= Entries provided =
· · · ·

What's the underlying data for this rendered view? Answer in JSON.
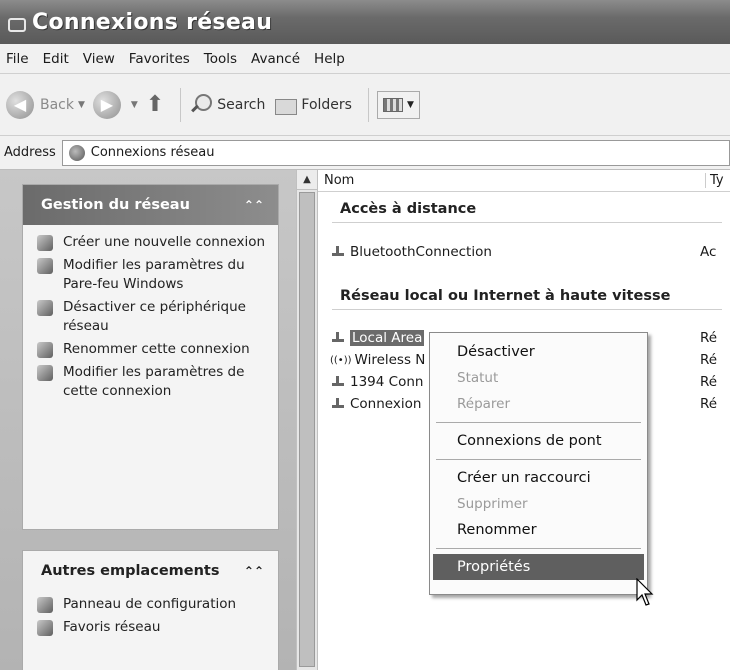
{
  "window": {
    "title": "Connexions réseau"
  },
  "menu": [
    "File",
    "Edit",
    "View",
    "Favorites",
    "Tools",
    "Avancé",
    "Help"
  ],
  "toolbar": {
    "back": "Back",
    "search": "Search",
    "folders": "Folders"
  },
  "address": {
    "label": "Address",
    "value": "Connexions réseau"
  },
  "sidebar": {
    "network_tasks": {
      "title": "Gestion du réseau",
      "items": [
        {
          "label": "Créer une nouvelle connexion",
          "icon": "new-connection-icon"
        },
        {
          "label": "Modifier les paramètres du Pare-feu Windows",
          "icon": "firewall-icon"
        },
        {
          "label": "Désactiver ce périphérique réseau",
          "icon": "disable-device-icon"
        },
        {
          "label": "Renommer cette connexion",
          "icon": "rename-icon"
        },
        {
          "label": "Modifier les paramètres de cette connexion",
          "icon": "edit-settings-icon"
        }
      ]
    },
    "other_places": {
      "title": "Autres emplacements",
      "items": [
        {
          "label": "Panneau de configuration",
          "icon": "control-panel-icon"
        },
        {
          "label": "Favoris réseau",
          "icon": "network-places-icon"
        }
      ]
    }
  },
  "list": {
    "columns": [
      "Nom",
      "Ty"
    ],
    "groups": [
      {
        "title": "Accès à distance"
      },
      {
        "title": "Réseau local ou Internet à haute vitesse"
      }
    ],
    "items": [
      {
        "name": "BluetoothConnection",
        "type": "Ac",
        "group": 0
      },
      {
        "name": "Local Area",
        "type": "Ré",
        "group": 1,
        "selected": true
      },
      {
        "name": "Wireless N",
        "type": "Ré",
        "group": 1
      },
      {
        "name": "1394 Conn",
        "type": "Ré",
        "group": 1
      },
      {
        "name": "Connexion",
        "type": "Ré",
        "group": 1
      }
    ]
  },
  "context_menu": {
    "items": [
      {
        "label": "Désactiver",
        "enabled": true
      },
      {
        "label": "Statut",
        "enabled": false
      },
      {
        "label": "Réparer",
        "enabled": false
      },
      {
        "label": "Connexions de pont",
        "enabled": true
      },
      {
        "label": "Créer un raccourci",
        "enabled": true
      },
      {
        "label": "Supprimer",
        "enabled": false
      },
      {
        "label": "Renommer",
        "enabled": true
      },
      {
        "label": "Propriétés",
        "enabled": true,
        "highlighted": true
      }
    ]
  }
}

· · · ·

= Challenge =
Take every line from the data that contains the word "title".

= Reply to the exercise =
    "title": "Connexions réseau"
      "title": "Gestion du réseau",
      "title": "Autres emplacements",
        "title": "Accès à distance"
        "title": "Réseau local ou Internet à haute vitesse"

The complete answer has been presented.